-- start Rows --
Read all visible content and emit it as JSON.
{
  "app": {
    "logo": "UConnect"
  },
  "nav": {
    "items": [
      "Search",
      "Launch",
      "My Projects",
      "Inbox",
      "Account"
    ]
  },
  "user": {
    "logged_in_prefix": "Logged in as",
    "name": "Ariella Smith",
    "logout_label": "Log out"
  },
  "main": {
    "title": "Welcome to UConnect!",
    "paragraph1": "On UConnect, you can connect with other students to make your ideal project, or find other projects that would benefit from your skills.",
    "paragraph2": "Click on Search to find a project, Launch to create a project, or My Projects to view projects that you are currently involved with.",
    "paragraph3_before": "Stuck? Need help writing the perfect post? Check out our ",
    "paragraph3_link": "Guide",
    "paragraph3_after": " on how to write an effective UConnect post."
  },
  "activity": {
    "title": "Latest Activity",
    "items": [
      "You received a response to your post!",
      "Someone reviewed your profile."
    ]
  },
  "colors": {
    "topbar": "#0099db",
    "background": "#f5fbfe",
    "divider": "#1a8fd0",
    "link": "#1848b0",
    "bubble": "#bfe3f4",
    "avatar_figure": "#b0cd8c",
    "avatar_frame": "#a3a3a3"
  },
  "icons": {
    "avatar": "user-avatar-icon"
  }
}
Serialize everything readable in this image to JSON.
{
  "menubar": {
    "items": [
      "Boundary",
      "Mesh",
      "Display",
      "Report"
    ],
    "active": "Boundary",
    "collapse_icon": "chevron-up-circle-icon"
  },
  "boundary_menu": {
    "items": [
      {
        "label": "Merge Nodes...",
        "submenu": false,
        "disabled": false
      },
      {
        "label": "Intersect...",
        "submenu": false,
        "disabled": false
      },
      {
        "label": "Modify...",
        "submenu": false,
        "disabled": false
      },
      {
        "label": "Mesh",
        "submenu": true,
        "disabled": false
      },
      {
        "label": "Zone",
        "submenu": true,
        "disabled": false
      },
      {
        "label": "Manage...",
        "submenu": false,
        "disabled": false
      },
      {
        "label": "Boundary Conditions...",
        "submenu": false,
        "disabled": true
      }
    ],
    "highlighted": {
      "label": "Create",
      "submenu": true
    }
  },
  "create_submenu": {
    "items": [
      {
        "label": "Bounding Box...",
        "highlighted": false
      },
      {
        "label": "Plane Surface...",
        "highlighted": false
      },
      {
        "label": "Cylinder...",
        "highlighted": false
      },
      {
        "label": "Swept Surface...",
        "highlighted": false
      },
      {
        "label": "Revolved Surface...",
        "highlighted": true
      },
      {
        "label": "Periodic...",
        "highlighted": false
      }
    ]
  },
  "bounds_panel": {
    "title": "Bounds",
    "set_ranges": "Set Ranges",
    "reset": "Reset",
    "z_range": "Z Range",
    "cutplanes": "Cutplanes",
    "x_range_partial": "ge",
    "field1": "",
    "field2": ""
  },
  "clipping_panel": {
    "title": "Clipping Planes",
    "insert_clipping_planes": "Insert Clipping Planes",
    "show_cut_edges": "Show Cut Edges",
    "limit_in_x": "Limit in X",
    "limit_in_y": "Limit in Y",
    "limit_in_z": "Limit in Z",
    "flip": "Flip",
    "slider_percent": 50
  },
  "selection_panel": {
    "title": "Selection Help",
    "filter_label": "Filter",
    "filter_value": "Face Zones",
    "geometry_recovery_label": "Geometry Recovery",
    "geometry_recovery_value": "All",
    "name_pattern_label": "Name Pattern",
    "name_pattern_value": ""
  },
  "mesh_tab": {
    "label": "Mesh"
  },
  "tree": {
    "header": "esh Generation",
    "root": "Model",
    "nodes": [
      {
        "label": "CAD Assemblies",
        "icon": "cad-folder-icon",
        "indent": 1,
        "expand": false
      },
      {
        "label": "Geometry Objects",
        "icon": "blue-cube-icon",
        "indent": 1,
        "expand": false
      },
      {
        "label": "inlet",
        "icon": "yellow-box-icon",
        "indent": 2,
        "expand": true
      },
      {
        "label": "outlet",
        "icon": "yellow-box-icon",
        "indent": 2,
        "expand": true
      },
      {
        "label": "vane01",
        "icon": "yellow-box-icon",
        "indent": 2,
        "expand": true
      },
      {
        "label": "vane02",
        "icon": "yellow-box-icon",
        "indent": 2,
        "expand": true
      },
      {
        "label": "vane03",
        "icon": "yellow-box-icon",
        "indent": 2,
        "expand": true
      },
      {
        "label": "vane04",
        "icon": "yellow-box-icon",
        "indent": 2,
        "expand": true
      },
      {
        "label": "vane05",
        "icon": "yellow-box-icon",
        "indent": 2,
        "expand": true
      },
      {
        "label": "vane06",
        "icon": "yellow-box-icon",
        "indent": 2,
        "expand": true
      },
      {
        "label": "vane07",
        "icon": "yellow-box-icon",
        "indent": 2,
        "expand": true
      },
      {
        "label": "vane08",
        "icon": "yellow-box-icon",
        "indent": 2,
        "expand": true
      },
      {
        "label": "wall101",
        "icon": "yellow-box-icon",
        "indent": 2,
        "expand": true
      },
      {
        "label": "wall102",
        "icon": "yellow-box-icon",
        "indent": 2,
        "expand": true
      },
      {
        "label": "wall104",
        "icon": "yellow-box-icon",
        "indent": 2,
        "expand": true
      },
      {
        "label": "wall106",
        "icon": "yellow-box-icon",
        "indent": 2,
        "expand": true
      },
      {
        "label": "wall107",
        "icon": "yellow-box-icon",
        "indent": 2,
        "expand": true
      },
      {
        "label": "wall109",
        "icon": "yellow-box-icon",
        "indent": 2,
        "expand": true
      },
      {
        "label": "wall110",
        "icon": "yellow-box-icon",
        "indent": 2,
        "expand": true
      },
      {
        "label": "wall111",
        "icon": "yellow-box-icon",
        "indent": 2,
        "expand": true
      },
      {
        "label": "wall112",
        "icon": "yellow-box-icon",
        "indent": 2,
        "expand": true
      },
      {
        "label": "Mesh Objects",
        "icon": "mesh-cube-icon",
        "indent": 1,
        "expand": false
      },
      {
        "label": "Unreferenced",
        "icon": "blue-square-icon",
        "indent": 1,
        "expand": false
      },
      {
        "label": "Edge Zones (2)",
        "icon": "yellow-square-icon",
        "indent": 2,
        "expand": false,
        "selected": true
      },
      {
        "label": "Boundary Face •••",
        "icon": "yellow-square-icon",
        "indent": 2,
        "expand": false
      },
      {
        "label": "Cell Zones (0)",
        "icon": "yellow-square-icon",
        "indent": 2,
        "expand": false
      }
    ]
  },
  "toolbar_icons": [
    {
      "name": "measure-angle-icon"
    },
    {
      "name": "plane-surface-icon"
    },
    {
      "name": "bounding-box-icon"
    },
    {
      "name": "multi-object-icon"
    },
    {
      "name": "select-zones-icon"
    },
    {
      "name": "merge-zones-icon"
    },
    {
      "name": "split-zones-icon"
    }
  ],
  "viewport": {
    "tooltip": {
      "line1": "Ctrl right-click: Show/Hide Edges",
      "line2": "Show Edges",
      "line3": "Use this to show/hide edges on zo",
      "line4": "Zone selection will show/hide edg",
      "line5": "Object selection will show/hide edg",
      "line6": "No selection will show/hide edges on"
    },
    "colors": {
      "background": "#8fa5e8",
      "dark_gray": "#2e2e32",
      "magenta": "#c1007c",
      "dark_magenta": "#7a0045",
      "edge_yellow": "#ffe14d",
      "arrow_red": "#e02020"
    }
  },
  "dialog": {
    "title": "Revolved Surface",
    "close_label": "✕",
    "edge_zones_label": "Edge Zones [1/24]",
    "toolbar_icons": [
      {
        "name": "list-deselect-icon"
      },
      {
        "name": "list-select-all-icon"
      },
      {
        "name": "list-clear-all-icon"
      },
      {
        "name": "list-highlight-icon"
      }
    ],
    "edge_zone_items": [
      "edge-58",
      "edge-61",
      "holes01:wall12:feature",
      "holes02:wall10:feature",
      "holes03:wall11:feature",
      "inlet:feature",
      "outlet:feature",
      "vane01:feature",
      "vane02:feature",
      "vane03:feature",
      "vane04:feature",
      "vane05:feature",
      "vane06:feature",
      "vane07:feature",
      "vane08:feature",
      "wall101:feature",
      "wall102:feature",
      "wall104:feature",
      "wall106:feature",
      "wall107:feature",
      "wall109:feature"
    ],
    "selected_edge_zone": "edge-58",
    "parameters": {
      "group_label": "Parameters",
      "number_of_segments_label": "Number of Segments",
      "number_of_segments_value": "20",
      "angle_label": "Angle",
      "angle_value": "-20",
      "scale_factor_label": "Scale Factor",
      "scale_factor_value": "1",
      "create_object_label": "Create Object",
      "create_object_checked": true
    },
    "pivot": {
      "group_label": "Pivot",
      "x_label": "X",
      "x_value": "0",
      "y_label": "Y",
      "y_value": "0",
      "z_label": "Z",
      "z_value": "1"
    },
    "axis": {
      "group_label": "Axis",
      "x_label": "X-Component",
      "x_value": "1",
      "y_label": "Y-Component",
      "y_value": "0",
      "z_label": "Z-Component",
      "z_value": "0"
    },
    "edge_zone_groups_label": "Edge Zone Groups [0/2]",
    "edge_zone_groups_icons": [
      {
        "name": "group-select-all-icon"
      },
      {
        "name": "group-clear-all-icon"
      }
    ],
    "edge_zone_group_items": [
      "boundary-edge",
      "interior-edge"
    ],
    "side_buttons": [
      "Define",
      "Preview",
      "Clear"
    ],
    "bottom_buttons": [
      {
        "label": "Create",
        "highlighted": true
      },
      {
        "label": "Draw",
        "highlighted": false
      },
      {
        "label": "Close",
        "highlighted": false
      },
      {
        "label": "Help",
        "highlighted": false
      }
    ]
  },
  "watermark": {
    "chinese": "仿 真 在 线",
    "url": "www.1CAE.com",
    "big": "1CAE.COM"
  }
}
-- end Rows --
> [Stated goal] Report all lines of the data above that include the string "will".

> [Response for this exercise]
      "line4": "Zone selection will show/hide edg",
      "line5": "Object selection will show/hide edg",
      "line6": "No selection will show/hide edges on"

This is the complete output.